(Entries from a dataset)
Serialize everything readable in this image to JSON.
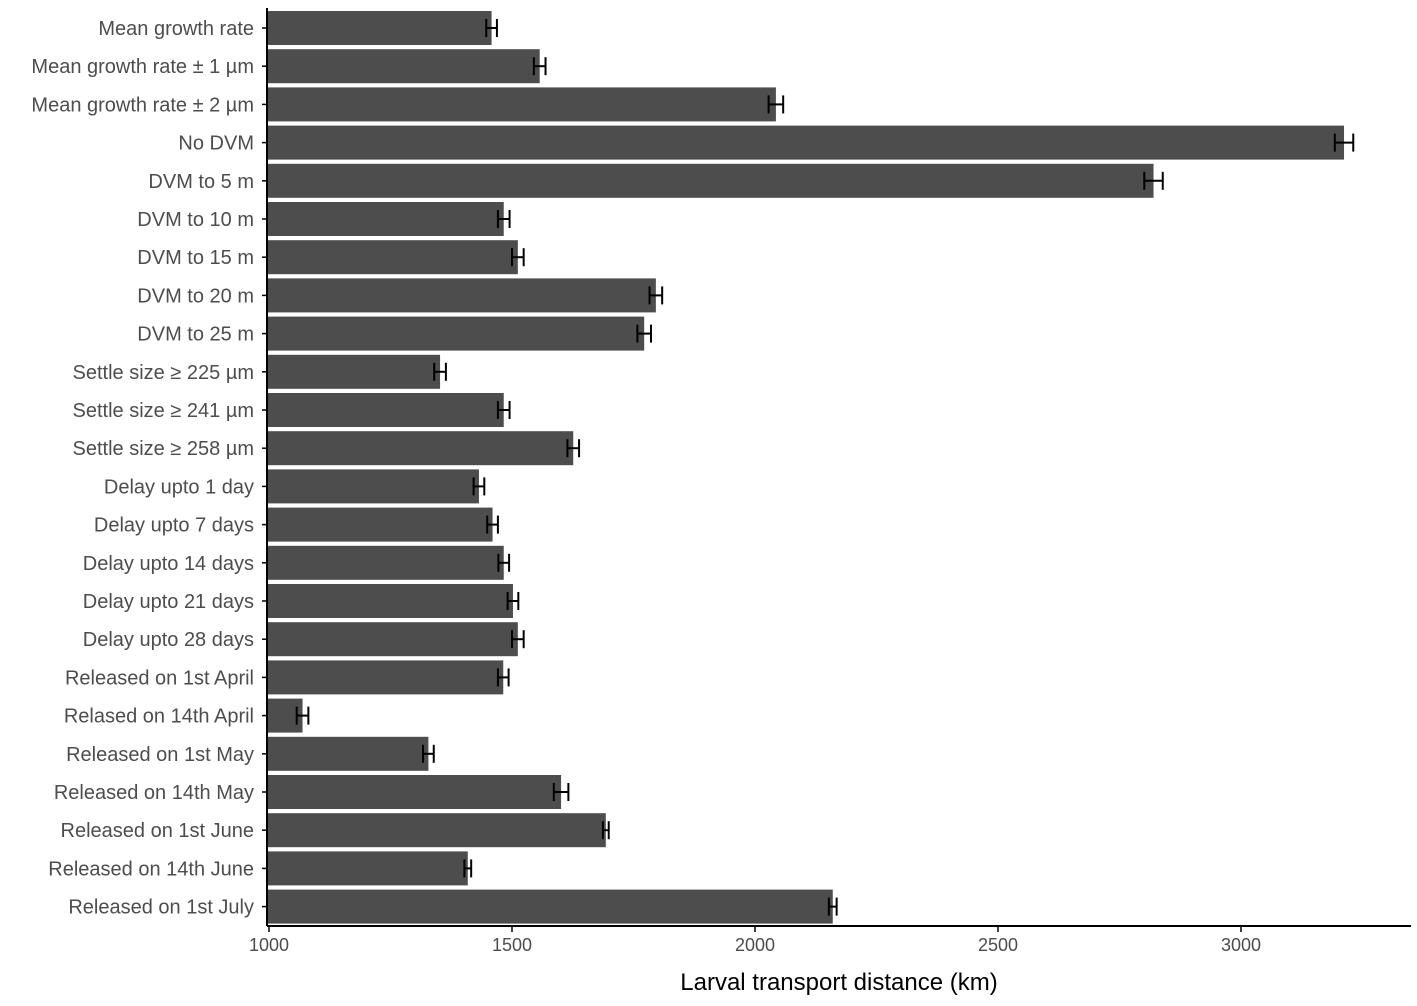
{
  "chart_data": {
    "type": "bar",
    "orientation": "horizontal",
    "title": "",
    "xlabel": "Larval transport distance (km)",
    "ylabel": "",
    "xlim": [
      1000,
      3350
    ],
    "x_ticks": [
      1000,
      1500,
      2000,
      2500,
      3000
    ],
    "x_tick_labels": [
      "1000",
      "1500",
      "2000",
      "2500",
      "3000"
    ],
    "grid": false,
    "legend": "none",
    "bar_color": "#4d4d4d",
    "error_bar_color": "#000000",
    "axis_color": "#000000",
    "label_color": "#4d4d4d",
    "categories": [
      "Mean growth rate",
      "Mean growth rate ± 1 µm",
      "Mean growth rate ± 2 µm",
      "No DVM",
      "DVM to 5 m",
      "DVM to 10 m",
      "DVM to 15 m",
      "DVM to 20 m",
      "DVM to 25 m",
      "Settle size ≥ 225 µm",
      "Settle size ≥ 241 µm",
      "Settle size ≥ 258 µm",
      "Delay upto 1 day",
      "Delay upto 7 days",
      "Delay upto 14 days",
      "Delay upto 21 days",
      "Delay upto 28 days",
      "Released on 1st April",
      "Relased on 14th April",
      "Released on 1st May",
      "Released on 14th May",
      "Released on 1st June",
      "Released on 14th June",
      "Released on 1st July"
    ],
    "values": [
      1458,
      1557,
      2043,
      3212,
      2820,
      1483,
      1512,
      1796,
      1772,
      1352,
      1483,
      1626,
      1432,
      1460,
      1483,
      1502,
      1512,
      1482,
      1069,
      1328,
      1601,
      1693,
      1409,
      2160
    ],
    "errors": [
      11,
      12,
      15,
      19,
      19,
      12,
      12,
      13,
      14,
      12,
      12,
      12,
      11,
      11,
      11,
      11,
      12,
      11,
      12,
      11,
      15,
      6,
      7,
      8
    ]
  }
}
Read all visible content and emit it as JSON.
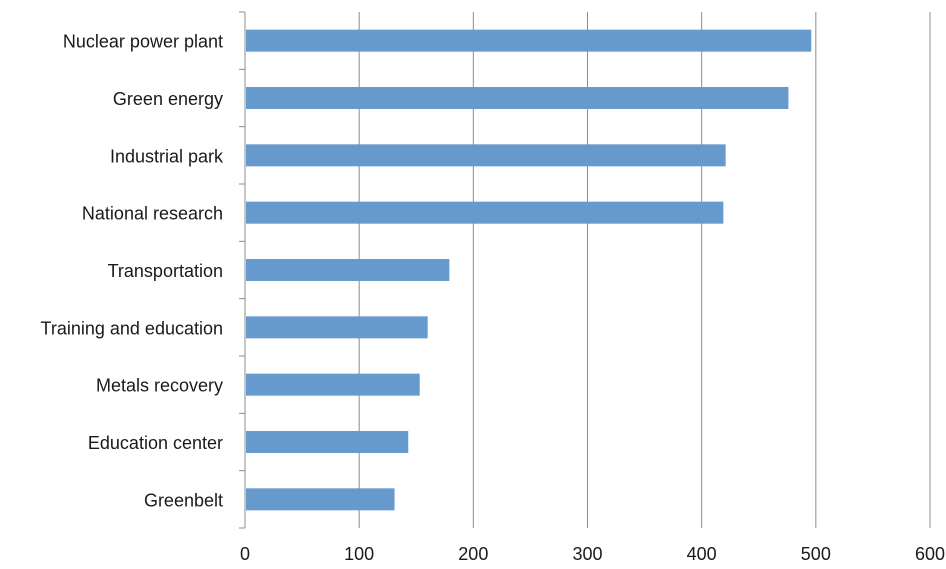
{
  "chart_data": {
    "type": "bar",
    "orientation": "horizontal",
    "categories": [
      "Nuclear power plant",
      "Green energy",
      "Industrial park",
      "National research",
      "Transportation",
      "Training and education",
      "Metals recovery",
      "Education center",
      "Greenbelt"
    ],
    "values": [
      496,
      476,
      421,
      419,
      179,
      160,
      153,
      143,
      131
    ],
    "xlim": [
      0,
      600
    ],
    "xticks": [
      0,
      100,
      200,
      300,
      400,
      500,
      600
    ],
    "grid": "vertical",
    "legend": "none",
    "bar_color": "#6699cc",
    "grid_color": "#8c8c8c"
  }
}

[Request] Copy out exactly the lines between the line that contains "Read all visible content and emit it as JSON." and the last line of the records, both ends included; leave out every picture.

[Result]
Read all visible content and emit it as JSON.
{
  "chart_data": {
    "type": "bar",
    "orientation": "horizontal",
    "categories": [
      "Nuclear power plant",
      "Green energy",
      "Industrial park",
      "National research",
      "Transportation",
      "Training and education",
      "Metals recovery",
      "Education center",
      "Greenbelt"
    ],
    "values": [
      496,
      476,
      421,
      419,
      179,
      160,
      153,
      143,
      131
    ],
    "xlim": [
      0,
      600
    ],
    "xticks": [
      0,
      100,
      200,
      300,
      400,
      500,
      600
    ],
    "grid": "vertical",
    "legend": "none",
    "bar_color": "#6699cc",
    "grid_color": "#8c8c8c"
  }
}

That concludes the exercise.